- **Text block**:

■ ■ ■

Protection after stroke: cellular effectors of neurovascular unit integrity

Now if we just had a great stroke association that would take this information and create translational stroke protocols to stop parts of the neuronal cascade of death. But we have crap for stroke associations and thus future survivors will continue to not have any useful stroke protocols in the first week.
http://journal.frontiersin.org/Journal/10.3389/fncel.2014.00231/full?

Rafael Andres Posada-Duque¹, George E. Barreto² and Gloria Patricia Cardona-Gomez^1*

• ¹Cellular and Molecular Neurobiology Area, Group of Neuroscience of Antioquia, Faculty of Medicine, Sede de Investigación Universitaria (SIU), University of Antioquia UdeA, Medellín, Colombia
• ²Departamento de Nutrición y Bioquímica, Facultad de Ciencias, Pontificia Universidad Javeriana, Bogotá D.C., Colombia

Neurological disorders are prevalent worldwide. Cerebrovascular diseases (CVDs), which account for 55% of all neurological diseases, are the leading cause of permanent disability, cognitive and motor disorders and dementia. Stroke affects the function and structure of blood-brain barrier, the loss of cerebral blood flow regulation, oxidative stress, inflammation and the loss of neural connections. Currently, no gold standard treatments are available outside the acute therapeutic window to improve outcome in stroke patients. Some promising candidate targets have been identified for the improvement of long-term recovery after stroke, such as Rho GTPases, cell adhesion proteins, kinases, and phosphatases. Previous studies by our lab indicated that Rho GTPases (Rac and RhoA) are involved in both tissue damage and survival, as these proteins are essential for the morphology and movement of neurons, astrocytes and endothelial cells, thus playing a critical role in the balance between cell survival and death. Treatment with a pharmacological inhibitor of RhoA/ROCK blocks the activation of the neurodegeneration cascade. In addition, Rac and synaptic adhesion proteins (p120 catenin and N-catenin) play critical roles in protection against cerebral infarction and in recovery by supporting the neurovascular unit and cytoskeletal remodeling activity to maintain the integrity of the brain parenchyma. Interestingly, neuroprotective agents, such as atorvastatin, and CDK5 silencing after cerebral ischemia and in a glutamate-induced excitotoxicity model may act on the same cellular effectors to recover neurovascular unit integrity. Therefore, future efforts must focus on individually targeting the structural and functional roles of each effector of neurovascular unit and the interactions in neural and non-neural cells in the post-ischemic brain and address how to promote the recovery or prevent the loss of homeostasis in the short, medium and long term.

■ ■ ■

- **Listed records**:
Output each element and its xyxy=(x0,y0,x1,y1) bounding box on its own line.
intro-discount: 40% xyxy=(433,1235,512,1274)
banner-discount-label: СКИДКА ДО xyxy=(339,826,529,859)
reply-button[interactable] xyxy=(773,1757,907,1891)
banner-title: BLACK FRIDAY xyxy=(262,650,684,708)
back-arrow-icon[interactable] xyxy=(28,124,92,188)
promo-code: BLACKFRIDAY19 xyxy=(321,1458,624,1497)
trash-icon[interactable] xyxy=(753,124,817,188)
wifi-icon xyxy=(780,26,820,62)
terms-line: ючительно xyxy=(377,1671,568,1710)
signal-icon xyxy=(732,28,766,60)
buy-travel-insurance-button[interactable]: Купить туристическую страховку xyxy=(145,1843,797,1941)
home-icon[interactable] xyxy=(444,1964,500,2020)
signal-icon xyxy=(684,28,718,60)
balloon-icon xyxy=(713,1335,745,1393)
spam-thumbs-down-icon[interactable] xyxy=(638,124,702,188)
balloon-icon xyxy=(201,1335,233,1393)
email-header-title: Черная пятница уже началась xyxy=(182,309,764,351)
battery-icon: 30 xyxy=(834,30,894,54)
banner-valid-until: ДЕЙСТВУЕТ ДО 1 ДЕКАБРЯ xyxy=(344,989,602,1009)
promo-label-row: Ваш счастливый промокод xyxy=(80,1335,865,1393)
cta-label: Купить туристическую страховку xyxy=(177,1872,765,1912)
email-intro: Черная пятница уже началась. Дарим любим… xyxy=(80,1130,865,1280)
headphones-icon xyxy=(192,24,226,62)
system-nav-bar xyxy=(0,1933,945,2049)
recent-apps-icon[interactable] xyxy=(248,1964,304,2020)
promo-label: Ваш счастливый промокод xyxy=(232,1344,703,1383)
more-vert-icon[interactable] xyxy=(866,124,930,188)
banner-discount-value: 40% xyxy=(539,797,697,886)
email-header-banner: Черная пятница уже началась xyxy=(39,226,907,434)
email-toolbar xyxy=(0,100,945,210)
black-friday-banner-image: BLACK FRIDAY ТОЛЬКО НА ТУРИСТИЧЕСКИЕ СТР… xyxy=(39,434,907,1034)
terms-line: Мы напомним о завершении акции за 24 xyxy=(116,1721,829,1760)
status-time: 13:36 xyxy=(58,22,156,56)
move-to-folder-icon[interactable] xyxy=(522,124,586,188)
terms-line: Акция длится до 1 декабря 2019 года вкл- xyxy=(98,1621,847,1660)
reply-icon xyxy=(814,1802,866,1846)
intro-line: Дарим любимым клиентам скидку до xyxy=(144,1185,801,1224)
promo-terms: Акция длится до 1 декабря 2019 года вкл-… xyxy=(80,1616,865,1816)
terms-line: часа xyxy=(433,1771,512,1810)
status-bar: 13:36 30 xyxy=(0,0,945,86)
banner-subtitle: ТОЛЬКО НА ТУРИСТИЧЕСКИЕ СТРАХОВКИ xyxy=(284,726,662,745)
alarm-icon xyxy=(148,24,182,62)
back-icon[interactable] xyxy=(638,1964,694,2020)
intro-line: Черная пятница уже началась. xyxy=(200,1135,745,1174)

■ ■ ■

- **Requirement 1**:
Answer these questions using the page on stroke protection.
(a) In the opening comment, during what period will future survivors continue to lack useful stroke protocols?
(b) In which city is the University of Antioquia UdeA located?
(c) Which two synaptic adhesion proteins are named alongside Rac?
- **Requirement 2**:
Reproduce the page on stroke protection from "Protection after stroke: cellular" up to and including "the first week.".

- **Exercise response 1**:
(a) The first week.
(b) Medellín, Colombia.
(c) p120 catenin and N-catenin.

- **Exercise response 2**:
Protection after stroke: cellular effectors of neurovascular unit integrity

Now if we just had a great stroke association that would take this information and create translational stroke protocols to stop parts of the neuronal cascade of death. But we have crap for stroke associations and thus future survivors will continue to not have any useful stroke protocols in the first week.